**Exercise details**
Gather each line in the entries that includes the string "name".
[BEGIN Available records]
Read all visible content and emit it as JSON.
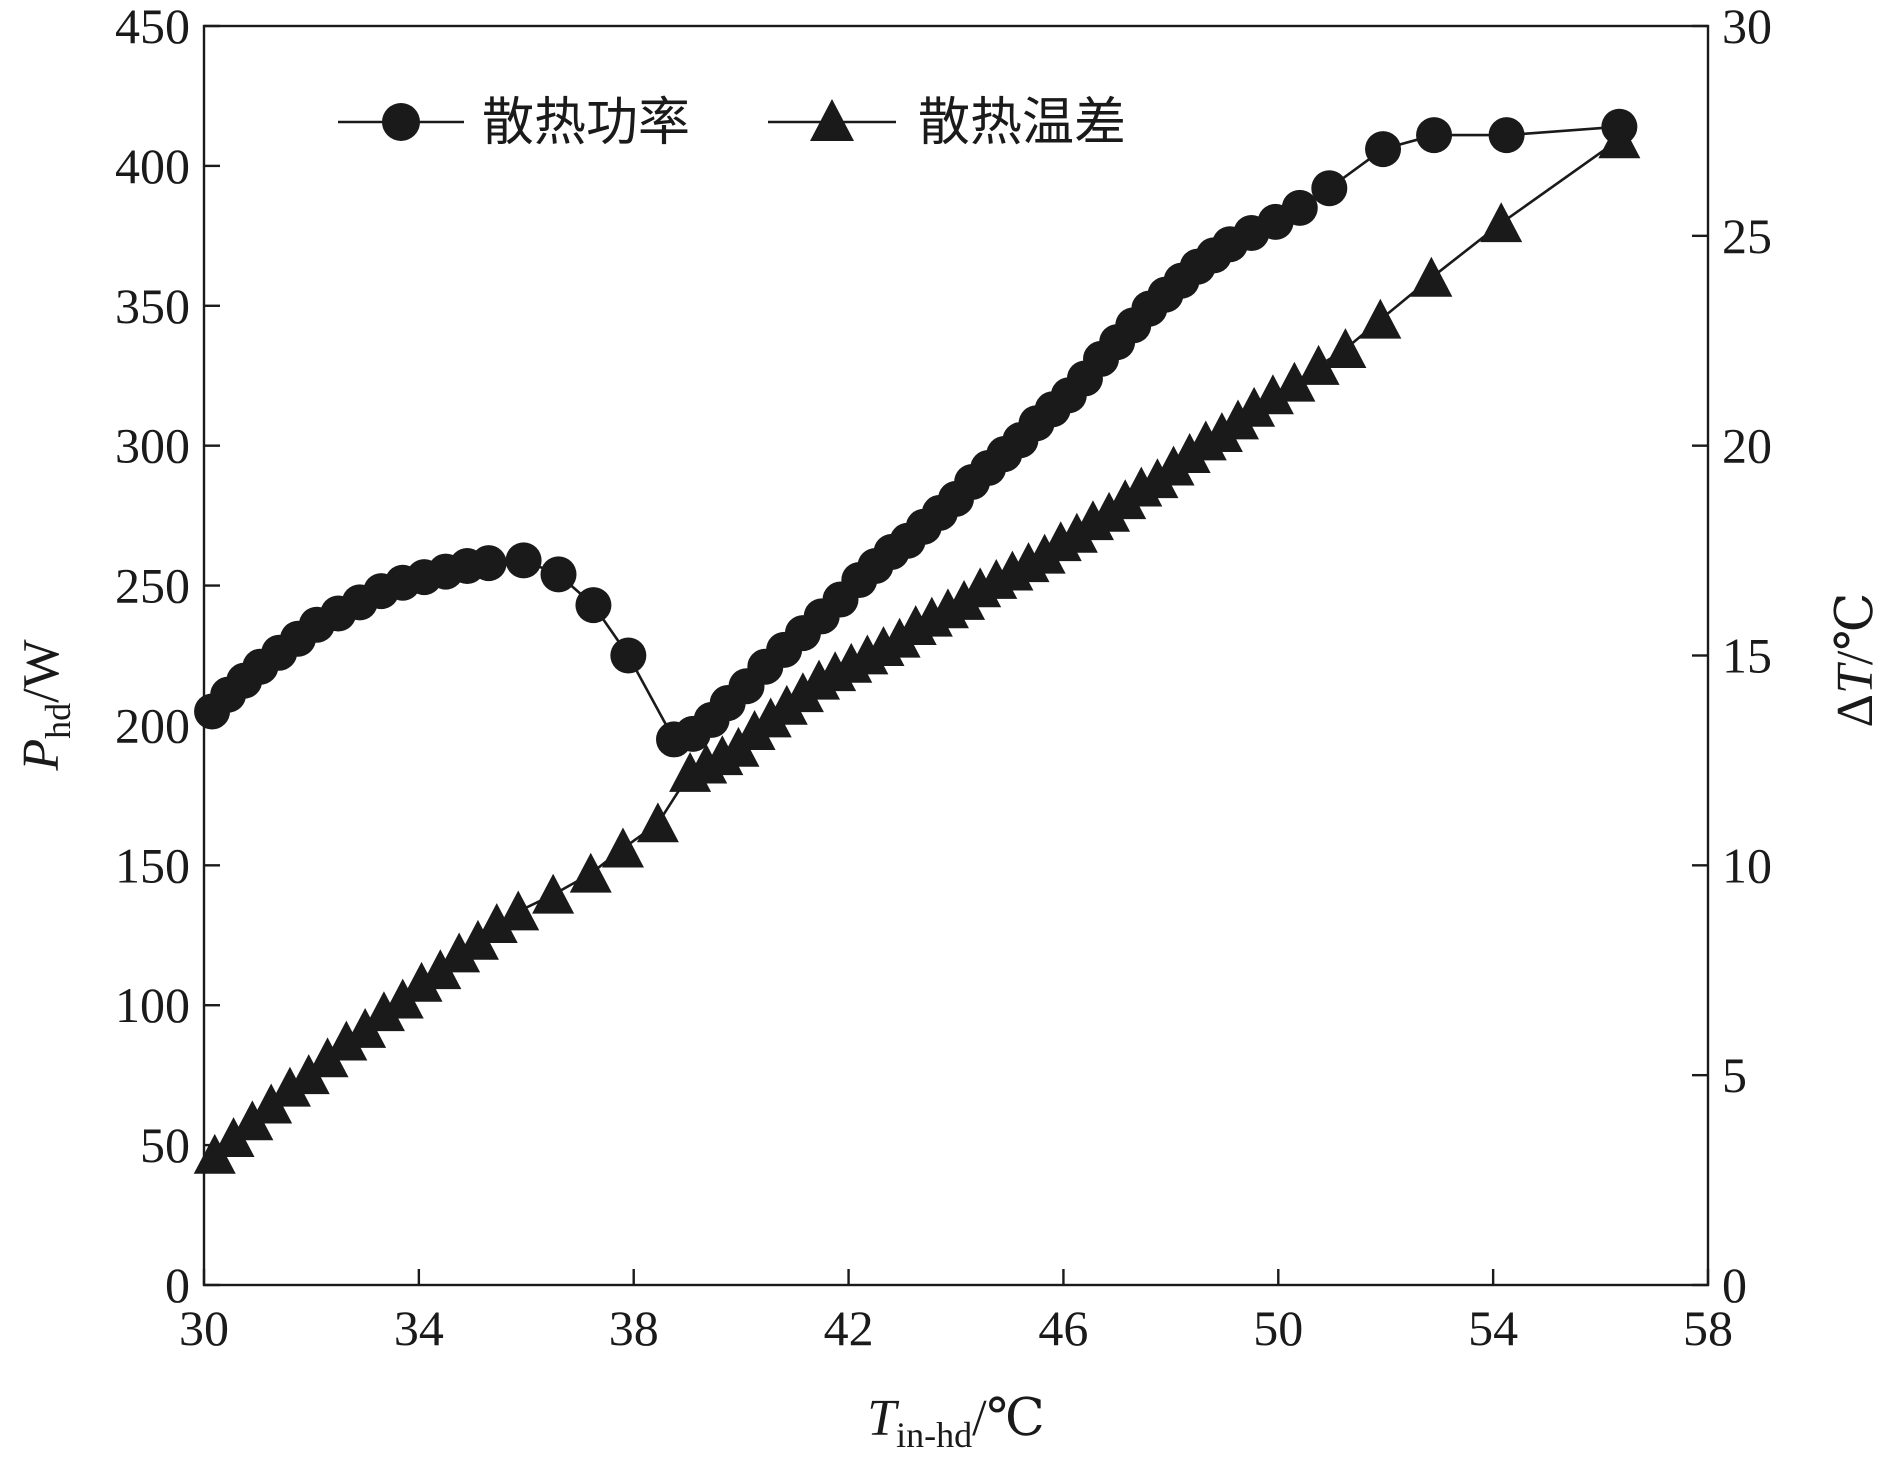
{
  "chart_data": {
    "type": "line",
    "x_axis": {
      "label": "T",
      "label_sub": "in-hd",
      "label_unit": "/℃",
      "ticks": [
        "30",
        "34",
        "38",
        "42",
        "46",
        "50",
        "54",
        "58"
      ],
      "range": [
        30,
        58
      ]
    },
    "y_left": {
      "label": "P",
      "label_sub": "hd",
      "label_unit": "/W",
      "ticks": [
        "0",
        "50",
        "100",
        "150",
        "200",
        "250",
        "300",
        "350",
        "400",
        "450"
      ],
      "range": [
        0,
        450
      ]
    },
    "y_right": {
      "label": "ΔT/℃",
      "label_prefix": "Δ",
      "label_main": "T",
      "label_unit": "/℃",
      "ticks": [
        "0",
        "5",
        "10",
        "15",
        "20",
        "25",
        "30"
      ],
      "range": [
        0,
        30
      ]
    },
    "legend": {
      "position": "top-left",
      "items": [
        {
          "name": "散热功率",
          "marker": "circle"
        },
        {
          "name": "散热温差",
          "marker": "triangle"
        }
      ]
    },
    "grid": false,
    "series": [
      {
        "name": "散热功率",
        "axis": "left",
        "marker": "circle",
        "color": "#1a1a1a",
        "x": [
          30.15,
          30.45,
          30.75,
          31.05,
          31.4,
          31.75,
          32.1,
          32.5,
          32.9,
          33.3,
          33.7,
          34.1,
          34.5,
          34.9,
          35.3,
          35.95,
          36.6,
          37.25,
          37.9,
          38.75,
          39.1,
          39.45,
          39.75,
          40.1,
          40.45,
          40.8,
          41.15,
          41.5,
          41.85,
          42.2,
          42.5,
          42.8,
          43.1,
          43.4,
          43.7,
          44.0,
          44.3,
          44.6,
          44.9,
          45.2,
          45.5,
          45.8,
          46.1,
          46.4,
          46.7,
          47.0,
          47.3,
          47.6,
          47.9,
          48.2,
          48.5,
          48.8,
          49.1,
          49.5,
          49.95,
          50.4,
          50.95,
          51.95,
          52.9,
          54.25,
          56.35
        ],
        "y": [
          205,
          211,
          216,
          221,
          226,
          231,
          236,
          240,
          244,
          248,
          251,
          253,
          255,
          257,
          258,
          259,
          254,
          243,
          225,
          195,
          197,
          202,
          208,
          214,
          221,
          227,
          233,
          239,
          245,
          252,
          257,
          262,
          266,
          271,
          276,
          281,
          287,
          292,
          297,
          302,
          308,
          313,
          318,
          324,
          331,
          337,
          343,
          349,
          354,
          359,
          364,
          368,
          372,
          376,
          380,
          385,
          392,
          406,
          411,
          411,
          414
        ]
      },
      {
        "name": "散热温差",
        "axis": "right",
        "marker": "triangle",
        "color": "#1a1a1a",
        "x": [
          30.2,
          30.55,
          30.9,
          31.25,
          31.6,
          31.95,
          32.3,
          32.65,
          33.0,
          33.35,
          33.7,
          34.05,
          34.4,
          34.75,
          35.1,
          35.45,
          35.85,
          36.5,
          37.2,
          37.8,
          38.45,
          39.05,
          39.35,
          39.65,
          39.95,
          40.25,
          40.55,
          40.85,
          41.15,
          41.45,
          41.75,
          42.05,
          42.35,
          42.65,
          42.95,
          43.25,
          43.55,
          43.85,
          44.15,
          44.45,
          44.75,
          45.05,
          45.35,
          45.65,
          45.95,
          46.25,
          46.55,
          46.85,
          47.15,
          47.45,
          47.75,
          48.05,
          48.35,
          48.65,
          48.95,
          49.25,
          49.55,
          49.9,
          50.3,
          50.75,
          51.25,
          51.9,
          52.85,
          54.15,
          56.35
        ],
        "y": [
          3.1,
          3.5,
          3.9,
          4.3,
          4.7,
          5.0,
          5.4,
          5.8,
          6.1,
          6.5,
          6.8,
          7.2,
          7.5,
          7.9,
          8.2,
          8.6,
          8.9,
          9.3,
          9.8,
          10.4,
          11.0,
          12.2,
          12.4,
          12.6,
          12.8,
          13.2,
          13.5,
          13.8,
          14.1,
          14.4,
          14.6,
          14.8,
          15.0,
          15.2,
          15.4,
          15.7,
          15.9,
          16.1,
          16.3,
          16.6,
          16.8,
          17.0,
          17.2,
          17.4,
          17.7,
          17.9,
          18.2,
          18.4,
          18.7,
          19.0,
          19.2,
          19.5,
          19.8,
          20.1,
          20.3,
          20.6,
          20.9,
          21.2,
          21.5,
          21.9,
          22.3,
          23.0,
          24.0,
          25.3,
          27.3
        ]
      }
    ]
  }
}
[END Available records]
[BEGIN Available records]
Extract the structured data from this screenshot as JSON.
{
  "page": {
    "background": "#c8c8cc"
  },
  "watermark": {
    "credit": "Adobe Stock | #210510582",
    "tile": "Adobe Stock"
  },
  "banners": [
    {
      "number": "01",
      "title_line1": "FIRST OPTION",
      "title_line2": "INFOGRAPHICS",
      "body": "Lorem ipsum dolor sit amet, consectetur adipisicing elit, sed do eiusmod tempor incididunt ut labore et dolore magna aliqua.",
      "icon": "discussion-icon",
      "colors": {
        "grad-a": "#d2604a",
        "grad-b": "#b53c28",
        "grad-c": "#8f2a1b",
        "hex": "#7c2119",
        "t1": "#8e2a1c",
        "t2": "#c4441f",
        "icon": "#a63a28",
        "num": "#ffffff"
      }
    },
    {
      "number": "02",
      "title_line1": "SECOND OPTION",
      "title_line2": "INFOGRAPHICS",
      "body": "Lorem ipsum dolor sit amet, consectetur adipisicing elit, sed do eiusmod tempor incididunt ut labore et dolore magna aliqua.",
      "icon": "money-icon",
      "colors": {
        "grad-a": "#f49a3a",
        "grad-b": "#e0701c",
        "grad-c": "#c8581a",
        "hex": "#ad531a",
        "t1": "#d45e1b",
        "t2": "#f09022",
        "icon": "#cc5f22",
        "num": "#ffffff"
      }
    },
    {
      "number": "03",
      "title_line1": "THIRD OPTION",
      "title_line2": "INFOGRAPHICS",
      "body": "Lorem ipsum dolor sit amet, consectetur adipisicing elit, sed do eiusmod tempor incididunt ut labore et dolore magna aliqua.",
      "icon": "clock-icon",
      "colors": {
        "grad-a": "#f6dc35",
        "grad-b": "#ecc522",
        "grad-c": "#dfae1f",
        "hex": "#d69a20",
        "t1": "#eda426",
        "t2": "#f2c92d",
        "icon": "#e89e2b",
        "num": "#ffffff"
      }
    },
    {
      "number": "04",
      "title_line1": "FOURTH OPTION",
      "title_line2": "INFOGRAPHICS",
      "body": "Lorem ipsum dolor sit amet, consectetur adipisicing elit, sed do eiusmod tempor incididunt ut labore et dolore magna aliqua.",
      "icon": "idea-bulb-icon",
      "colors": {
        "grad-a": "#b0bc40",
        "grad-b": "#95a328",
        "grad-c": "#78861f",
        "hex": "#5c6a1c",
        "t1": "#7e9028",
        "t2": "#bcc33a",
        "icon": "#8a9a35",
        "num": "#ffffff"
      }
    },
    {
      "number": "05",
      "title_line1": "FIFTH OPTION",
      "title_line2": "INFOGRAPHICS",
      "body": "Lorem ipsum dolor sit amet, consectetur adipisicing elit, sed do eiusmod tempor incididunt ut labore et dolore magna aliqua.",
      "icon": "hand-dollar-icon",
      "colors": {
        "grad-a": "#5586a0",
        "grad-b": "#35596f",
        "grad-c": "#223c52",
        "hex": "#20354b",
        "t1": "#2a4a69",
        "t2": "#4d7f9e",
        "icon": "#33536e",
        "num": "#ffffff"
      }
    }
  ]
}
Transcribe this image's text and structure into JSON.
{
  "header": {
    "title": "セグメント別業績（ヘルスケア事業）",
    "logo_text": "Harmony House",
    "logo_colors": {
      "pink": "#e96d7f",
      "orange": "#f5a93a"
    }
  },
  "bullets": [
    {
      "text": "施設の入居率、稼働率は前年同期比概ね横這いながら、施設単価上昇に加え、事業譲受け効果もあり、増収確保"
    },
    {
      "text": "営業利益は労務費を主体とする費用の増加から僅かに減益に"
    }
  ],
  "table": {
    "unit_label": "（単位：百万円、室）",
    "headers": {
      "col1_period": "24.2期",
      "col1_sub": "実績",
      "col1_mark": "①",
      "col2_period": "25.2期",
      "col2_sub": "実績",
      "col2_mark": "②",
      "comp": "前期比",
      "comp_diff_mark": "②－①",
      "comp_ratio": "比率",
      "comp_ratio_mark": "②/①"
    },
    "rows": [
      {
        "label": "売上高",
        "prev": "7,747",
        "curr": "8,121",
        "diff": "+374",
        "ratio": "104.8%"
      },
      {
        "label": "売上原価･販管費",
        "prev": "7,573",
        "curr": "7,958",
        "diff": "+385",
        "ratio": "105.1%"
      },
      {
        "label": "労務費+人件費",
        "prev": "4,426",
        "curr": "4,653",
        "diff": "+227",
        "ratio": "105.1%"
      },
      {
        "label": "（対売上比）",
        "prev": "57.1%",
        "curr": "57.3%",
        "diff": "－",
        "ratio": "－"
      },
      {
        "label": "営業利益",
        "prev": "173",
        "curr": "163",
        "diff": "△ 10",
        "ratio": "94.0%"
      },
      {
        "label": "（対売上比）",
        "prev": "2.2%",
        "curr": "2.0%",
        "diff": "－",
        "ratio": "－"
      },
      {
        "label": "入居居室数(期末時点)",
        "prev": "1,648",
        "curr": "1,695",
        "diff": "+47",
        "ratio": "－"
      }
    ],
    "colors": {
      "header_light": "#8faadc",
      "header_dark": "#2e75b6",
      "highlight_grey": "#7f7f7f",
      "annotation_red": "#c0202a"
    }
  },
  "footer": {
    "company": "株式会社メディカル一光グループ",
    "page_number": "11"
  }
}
[END Available records]
**Exercise result**
          "name": "散热功率",
          "name": "散热温差",
        "name": "散热功率",
        "name": "散热温差",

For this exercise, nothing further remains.